WHAT IS BEING ASKED: Copy the records below exactly as they are written.
Begin DATA FOR PROCESSING
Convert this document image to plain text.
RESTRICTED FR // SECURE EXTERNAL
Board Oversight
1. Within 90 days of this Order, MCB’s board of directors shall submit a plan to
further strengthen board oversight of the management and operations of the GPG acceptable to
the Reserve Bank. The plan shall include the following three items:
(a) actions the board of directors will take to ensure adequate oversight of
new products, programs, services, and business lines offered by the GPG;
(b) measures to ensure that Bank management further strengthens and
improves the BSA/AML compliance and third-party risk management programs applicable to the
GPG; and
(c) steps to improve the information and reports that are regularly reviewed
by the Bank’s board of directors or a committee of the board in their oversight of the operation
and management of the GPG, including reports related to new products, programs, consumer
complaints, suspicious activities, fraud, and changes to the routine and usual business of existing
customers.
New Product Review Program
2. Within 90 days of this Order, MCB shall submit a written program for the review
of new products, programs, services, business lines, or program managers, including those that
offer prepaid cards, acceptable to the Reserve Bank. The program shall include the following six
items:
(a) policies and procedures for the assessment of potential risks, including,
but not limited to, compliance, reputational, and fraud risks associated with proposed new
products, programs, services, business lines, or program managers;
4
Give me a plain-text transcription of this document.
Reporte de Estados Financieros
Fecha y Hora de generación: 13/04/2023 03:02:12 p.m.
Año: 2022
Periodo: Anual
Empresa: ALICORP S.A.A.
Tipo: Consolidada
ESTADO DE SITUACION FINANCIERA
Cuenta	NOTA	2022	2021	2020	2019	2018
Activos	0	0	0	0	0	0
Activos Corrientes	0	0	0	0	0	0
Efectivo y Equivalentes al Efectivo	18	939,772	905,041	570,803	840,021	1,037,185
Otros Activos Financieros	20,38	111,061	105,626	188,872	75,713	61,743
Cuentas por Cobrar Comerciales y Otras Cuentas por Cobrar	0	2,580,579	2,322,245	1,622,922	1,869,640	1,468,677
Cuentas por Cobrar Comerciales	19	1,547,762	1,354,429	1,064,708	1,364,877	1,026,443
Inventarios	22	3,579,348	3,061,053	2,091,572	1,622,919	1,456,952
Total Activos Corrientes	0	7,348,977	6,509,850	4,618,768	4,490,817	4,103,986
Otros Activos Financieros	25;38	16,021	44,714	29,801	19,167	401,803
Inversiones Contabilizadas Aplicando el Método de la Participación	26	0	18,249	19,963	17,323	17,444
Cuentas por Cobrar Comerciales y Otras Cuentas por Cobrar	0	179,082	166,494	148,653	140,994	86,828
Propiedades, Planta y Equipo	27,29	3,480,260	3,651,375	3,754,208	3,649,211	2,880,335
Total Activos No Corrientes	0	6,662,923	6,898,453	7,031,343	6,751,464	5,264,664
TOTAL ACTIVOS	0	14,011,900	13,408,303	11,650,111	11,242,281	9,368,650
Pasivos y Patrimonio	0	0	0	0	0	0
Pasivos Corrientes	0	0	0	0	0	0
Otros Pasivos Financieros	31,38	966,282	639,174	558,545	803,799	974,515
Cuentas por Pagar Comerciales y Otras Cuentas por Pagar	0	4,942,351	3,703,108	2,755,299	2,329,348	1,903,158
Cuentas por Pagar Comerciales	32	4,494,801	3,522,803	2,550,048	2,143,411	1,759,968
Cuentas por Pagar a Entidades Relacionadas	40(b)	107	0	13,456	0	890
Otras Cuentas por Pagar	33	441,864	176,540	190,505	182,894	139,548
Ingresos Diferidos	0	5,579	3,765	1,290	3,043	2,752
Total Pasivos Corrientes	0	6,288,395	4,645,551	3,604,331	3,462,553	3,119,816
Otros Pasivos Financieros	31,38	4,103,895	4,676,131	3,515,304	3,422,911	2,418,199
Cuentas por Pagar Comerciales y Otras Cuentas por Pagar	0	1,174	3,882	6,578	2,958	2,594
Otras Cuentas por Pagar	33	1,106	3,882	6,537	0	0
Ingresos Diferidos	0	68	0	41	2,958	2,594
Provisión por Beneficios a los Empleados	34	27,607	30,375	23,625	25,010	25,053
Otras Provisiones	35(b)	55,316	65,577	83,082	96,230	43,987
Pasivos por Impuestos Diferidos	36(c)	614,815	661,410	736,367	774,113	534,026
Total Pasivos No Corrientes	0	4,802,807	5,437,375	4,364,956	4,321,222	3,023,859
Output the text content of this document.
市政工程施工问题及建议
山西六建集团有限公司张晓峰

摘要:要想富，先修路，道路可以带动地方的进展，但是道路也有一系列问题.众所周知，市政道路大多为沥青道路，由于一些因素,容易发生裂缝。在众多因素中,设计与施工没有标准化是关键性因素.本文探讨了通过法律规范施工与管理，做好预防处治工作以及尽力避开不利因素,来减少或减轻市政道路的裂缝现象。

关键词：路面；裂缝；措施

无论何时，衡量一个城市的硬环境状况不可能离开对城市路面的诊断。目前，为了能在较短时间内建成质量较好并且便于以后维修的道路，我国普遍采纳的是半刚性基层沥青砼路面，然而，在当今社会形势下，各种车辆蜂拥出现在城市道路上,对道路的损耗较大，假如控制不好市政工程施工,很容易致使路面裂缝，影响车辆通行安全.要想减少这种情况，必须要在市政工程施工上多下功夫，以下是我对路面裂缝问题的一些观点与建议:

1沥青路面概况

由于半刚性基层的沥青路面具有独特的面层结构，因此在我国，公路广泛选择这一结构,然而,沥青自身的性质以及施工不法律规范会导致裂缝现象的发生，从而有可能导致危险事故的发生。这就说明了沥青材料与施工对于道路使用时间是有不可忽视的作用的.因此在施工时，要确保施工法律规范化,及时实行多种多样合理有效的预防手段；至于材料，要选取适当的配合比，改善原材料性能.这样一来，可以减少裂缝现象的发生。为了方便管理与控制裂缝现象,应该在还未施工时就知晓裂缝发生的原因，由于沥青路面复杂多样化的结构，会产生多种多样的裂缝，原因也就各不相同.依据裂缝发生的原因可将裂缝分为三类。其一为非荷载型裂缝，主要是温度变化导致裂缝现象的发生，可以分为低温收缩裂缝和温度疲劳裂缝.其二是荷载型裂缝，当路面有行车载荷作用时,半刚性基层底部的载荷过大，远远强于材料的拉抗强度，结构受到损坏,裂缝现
End DATA FOR PROCESSING
FINAL RESULT:
Convert this document image to plain text.
RESTRICTED FR // SECURE EXTERNAL
Board Oversight
1. Within 90 days of this Order, MCB’s board of directors shall submit a plan to
further strengthen board oversight of the management and operations of the GPG acceptable to
the Reserve Bank. The plan shall include the following three items:
(a) actions the board of directors will take to ensure adequate oversight of
new products, programs, services, and business lines offered by the GPG;
(b) measures to ensure that Bank management further strengthens and
improves the BSA/AML compliance and third-party risk management programs applicable to the
GPG; and
(c) steps to improve the information and reports that are regularly reviewed
by the Bank’s board of directors or a committee of the board in their oversight of the operation
and management of the GPG, including reports related to new products, programs, consumer
complaints, suspicious activities, fraud, and changes to the routine and usual business of existing
customers.
New Product Review Program
2. Within 90 days of this Order, MCB shall submit a written program for the review
of new products, programs, services, business lines, or program managers, including those that
offer prepaid cards, acceptable to the Reserve Bank. The program shall include the following six
items:
(a) policies and procedures for the assessment of potential risks, including,
but not limited to, compliance, reputational, and fraud risks associated with proposed new
products, programs, services, business lines, or program managers;
4
Give me a plain-text transcription of this document.
Reporte de Estados Financieros
Fecha y Hora de generación: 13/04/2023 03:02:12 p.m.
Año: 2022
Periodo: Anual
Empresa: ALICORP S.A.A.
Tipo: Consolidada
ESTADO DE SITUACION FINANCIERA
Cuenta	NOTA	2022	2021	2020	2019	2018
Activos	0	0	0	0	0	0
Activos Corrientes	0	0	0	0	0	0
Efectivo y Equivalentes al Efectivo	18	939,772	905,041	570,803	840,021	1,037,185
Otros Activos Financieros	20,38	111,061	105,626	188,872	75,713	61,743
Cuentas por Cobrar Comerciales y Otras Cuentas por Cobrar	0	2,580,579	2,322,245	1,622,922	1,869,640	1,468,677
Cuentas por Cobrar Comerciales	19	1,547,762	1,354,429	1,064,708	1,364,877	1,026,443
Inventarios	22	3,579,348	3,061,053	2,091,572	1,622,919	1,456,952
Total Activos Corrientes	0	7,348,977	6,509,850	4,618,768	4,490,817	4,103,986
Otros Activos Financieros	25;38	16,021	44,714	29,801	19,167	401,803
Inversiones Contabilizadas Aplicando el Método de la Participación	26	0	18,249	19,963	17,323	17,444
Cuentas por Cobrar Comerciales y Otras Cuentas por Cobrar	0	179,082	166,494	148,653	140,994	86,828
Propiedades, Planta y Equipo	27,29	3,480,260	3,651,375	3,754,208	3,649,211	2,880,335
Total Activos No Corrientes	0	6,662,923	6,898,453	7,031,343	6,751,464	5,264,664
TOTAL ACTIVOS	0	14,011,900	13,408,303	11,650,111	11,242,281	9,368,650
Pasivos y Patrimonio	0	0	0	0	0	0
Pasivos Corrientes	0	0	0	0	0	0
Otros Pasivos Financieros	31,38	966,282	639,174	558,545	803,799	974,515
Cuentas por Pagar Comerciales y Otras Cuentas por Pagar	0	4,942,351	3,703,108	2,755,299	2,329,348	1,903,158
Cuentas por Pagar Comerciales	32	4,494,801	3,522,803	2,550,048	2,143,411	1,759,968
Cuentas por Pagar a Entidades Relacionadas	40(b)	107	0	13,456	0	890
Otras Cuentas por Pagar	33	441,864	176,540	190,505	182,894	139,548
Ingresos Diferidos	0	5,579	3,765	1,290	3,043	2,752
Total Pasivos Corrientes	0	6,288,395	4,645,551	3,604,331	3,462,553	3,119,816
Otros Pasivos Financieros	31,38	4,103,895	4,676,131	3,515,304	3,422,911	2,418,199
Cuentas por Pagar Comerciales y Otras Cuentas por Pagar	0	1,174	3,882	6,578	2,958	2,594
Otras Cuentas por Pagar	33	1,106	3,882	6,537	0	0
Ingresos Diferidos	0	68	0	41	2,958	2,594
Provisión por Beneficios a los Empleados	34	27,607	30,375	23,625	25,010	25,053
Otras Provisiones	35(b)	55,316	65,577	83,082	96,230	43,987
Pasivos por Impuestos Diferidos	36(c)	614,815	661,410	736,367	774,113	534,026
Total Pasivos No Corrientes	0	4,802,807	5,437,375	4,364,956	4,321,222	3,023,859
Output the text content of this document.
市政工程施工问题及建议
山西六建集团有限公司张晓峰

摘要:要想富，先修路，道路可以带动地方的进展，但是道路也有一系列问题.众所周知，市政道路大多为沥青道路，由于一些因素,容易发生裂缝。在众多因素中,设计与施工没有标准化是关键性因素.本文探讨了通过法律规范施工与管理，做好预防处治工作以及尽力避开不利因素,来减少或减轻市政道路的裂缝现象。

关键词：路面；裂缝；措施

无论何时，衡量一个城市的硬环境状况不可能离开对城市路面的诊断。目前，为了能在较短时间内建成质量较好并且便于以后维修的道路，我国普遍采纳的是半刚性基层沥青砼路面，然而，在当今社会形势下，各种车辆蜂拥出现在城市道路上,对道路的损耗较大，假如控制不好市政工程施工,很容易致使路面裂缝，影响车辆通行安全.要想减少这种情况，必须要在市政工程施工上多下功夫，以下是我对路面裂缝问题的一些观点与建议:

1沥青路面概况

由于半刚性基层的沥青路面具有独特的面层结构，因此在我国，公路广泛选择这一结构,然而,沥青自身的性质以及施工不法律规范会导致裂缝现象的发生，从而有可能导致危险事故的发生。这就说明了沥青材料与施工对于道路使用时间是有不可忽视的作用的.因此在施工时，要确保施工法律规范化,及时实行多种多样合理有效的预防手段；至于材料，要选取适当的配合比，改善原材料性能.这样一来，可以减少裂缝现象的发生。为了方便管理与控制裂缝现象,应该在还未施工时就知晓裂缝发生的原因，由于沥青路面复杂多样化的结构，会产生多种多样的裂缝，原因也就各不相同.依据裂缝发生的原因可将裂缝分为三类。其一为非荷载型裂缝，主要是温度变化导致裂缝现象的发生，可以分为低温收缩裂缝和温度疲劳裂缝.其二是荷载型裂缝，当路面有行车载荷作用时,半刚性基层底部的载荷过大，远远强于材料的拉抗强度，结构受到损坏,裂缝现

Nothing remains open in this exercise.